Recorded information:
================================
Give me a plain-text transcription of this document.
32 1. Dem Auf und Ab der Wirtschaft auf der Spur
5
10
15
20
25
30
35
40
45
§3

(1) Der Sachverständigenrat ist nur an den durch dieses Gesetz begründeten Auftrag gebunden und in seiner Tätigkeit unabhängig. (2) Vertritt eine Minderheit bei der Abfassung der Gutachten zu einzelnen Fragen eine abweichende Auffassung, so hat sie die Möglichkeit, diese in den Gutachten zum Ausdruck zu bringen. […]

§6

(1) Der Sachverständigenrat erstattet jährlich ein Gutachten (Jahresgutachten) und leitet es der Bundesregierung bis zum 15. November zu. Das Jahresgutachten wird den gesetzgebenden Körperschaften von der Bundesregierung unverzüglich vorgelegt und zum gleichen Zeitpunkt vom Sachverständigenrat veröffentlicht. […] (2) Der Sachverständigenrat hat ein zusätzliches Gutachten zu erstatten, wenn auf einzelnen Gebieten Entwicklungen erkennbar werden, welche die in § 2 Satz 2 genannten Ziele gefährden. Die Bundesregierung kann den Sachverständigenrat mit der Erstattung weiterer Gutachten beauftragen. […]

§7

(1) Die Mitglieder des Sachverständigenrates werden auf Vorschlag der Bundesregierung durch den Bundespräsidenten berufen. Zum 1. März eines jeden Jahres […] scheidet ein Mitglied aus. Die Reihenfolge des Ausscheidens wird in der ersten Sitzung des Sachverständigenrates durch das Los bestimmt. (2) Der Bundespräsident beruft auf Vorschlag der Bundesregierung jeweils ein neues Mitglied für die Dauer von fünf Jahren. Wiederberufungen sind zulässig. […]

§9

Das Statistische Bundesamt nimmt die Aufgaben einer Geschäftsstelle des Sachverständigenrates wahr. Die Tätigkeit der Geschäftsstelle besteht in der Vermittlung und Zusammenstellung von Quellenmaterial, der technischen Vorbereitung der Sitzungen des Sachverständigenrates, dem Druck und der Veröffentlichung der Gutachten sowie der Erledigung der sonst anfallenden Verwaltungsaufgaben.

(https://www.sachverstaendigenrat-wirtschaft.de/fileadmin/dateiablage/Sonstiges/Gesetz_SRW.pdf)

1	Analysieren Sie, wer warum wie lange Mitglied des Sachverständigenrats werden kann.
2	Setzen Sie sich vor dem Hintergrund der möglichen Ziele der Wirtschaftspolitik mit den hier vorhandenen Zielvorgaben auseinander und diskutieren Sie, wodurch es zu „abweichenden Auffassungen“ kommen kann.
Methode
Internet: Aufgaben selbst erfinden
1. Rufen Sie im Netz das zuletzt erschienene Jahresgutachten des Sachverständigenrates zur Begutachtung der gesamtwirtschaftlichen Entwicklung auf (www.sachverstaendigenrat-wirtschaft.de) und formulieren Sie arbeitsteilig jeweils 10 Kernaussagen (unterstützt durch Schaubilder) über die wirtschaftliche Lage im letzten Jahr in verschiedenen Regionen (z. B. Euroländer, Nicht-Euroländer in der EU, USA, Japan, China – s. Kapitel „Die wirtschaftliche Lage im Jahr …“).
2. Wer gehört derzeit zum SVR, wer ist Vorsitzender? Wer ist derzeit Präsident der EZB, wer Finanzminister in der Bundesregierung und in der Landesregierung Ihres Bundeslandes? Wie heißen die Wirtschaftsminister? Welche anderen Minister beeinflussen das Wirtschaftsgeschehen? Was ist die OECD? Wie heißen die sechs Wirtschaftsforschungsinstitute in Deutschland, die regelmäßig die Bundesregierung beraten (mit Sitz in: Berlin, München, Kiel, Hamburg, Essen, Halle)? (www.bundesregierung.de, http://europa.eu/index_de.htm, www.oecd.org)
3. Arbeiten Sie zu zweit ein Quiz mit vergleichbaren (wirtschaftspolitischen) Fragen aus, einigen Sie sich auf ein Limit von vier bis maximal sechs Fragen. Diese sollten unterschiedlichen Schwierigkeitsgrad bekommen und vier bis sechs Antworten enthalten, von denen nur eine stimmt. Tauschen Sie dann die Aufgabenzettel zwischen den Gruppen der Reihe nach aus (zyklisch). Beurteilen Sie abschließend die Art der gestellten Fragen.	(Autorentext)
================================
Exercise requirements: Repeat all the entries exactly as given.

The answer:
Give me a plain-text transcription of this document.
32 1. Dem Auf und Ab der Wirtschaft auf der Spur
5
10
15
20
25
30
35
40
45
§3

(1) Der Sachverständigenrat ist nur an den durch dieses Gesetz begründeten Auftrag gebunden und in seiner Tätigkeit unabhängig. (2) Vertritt eine Minderheit bei der Abfassung der Gutachten zu einzelnen Fragen eine abweichende Auffassung, so hat sie die Möglichkeit, diese in den Gutachten zum Ausdruck zu bringen. […]

§6

(1) Der Sachverständigenrat erstattet jährlich ein Gutachten (Jahresgutachten) und leitet es der Bundesregierung bis zum 15. November zu. Das Jahresgutachten wird den gesetzgebenden Körperschaften von der Bundesregierung unverzüglich vorgelegt und zum gleichen Zeitpunkt vom Sachverständigenrat veröffentlicht. […] (2) Der Sachverständigenrat hat ein zusätzliches Gutachten zu erstatten, wenn auf einzelnen Gebieten Entwicklungen erkennbar werden, welche die in § 2 Satz 2 genannten Ziele gefährden. Die Bundesregierung kann den Sachverständigenrat mit der Erstattung weiterer Gutachten beauftragen. […]

§7

(1) Die Mitglieder des Sachverständigenrates werden auf Vorschlag der Bundesregierung durch den Bundespräsidenten berufen. Zum 1. März eines jeden Jahres […] scheidet ein Mitglied aus. Die Reihenfolge des Ausscheidens wird in der ersten Sitzung des Sachverständigenrates durch das Los bestimmt. (2) Der Bundespräsident beruft auf Vorschlag der Bundesregierung jeweils ein neues Mitglied für die Dauer von fünf Jahren. Wiederberufungen sind zulässig. […]

§9

Das Statistische Bundesamt nimmt die Aufgaben einer Geschäftsstelle des Sachverständigenrates wahr. Die Tätigkeit der Geschäftsstelle besteht in der Vermittlung und Zusammenstellung von Quellenmaterial, der technischen Vorbereitung der Sitzungen des Sachverständigenrates, dem Druck und der Veröffentlichung der Gutachten sowie der Erledigung der sonst anfallenden Verwaltungsaufgaben.

(https://www.sachverstaendigenrat-wirtschaft.de/fileadmin/dateiablage/Sonstiges/Gesetz_SRW.pdf)

1	Analysieren Sie, wer warum wie lange Mitglied des Sachverständigenrats werden kann.
2	Setzen Sie sich vor dem Hintergrund der möglichen Ziele der Wirtschaftspolitik mit den hier vorhandenen Zielvorgaben auseinander und diskutieren Sie, wodurch es zu „abweichenden Auffassungen“ kommen kann.
Methode
Internet: Aufgaben selbst erfinden
1. Rufen Sie im Netz das zuletzt erschienene Jahresgutachten des Sachverständigenrates zur Begutachtung der gesamtwirtschaftlichen Entwicklung auf (www.sachverstaendigenrat-wirtschaft.de) und formulieren Sie arbeitsteilig jeweils 10 Kernaussagen (unterstützt durch Schaubilder) über die wirtschaftliche Lage im letzten Jahr in verschiedenen Regionen (z. B. Euroländer, Nicht-Euroländer in der EU, USA, Japan, China – s. Kapitel „Die wirtschaftliche Lage im Jahr …“).
2. Wer gehört derzeit zum SVR, wer ist Vorsitzender? Wer ist derzeit Präsident der EZB, wer Finanzminister in der Bundesregierung und in der Landesregierung Ihres Bundeslandes? Wie heißen die Wirtschaftsminister? Welche anderen Minister beeinflussen das Wirtschaftsgeschehen? Was ist die OECD? Wie heißen die sechs Wirtschaftsforschungsinstitute in Deutschland, die regelmäßig die Bundesregierung beraten (mit Sitz in: Berlin, München, Kiel, Hamburg, Essen, Halle)? (www.bundesregierung.de, http://europa.eu/index_de.htm, www.oecd.org)
3. Arbeiten Sie zu zweit ein Quiz mit vergleichbaren (wirtschaftspolitischen) Fragen aus, einigen Sie sich auf ein Limit von vier bis maximal sechs Fragen. Diese sollten unterschiedlichen Schwierigkeitsgrad bekommen und vier bis sechs Antworten enthalten, von denen nur eine stimmt. Tauschen Sie dann die Aufgabenzettel zwischen den Gruppen der Reihe nach aus (zyklisch). Beurteilen Sie abschließend die Art der gestellten Fragen.	(Autorentext)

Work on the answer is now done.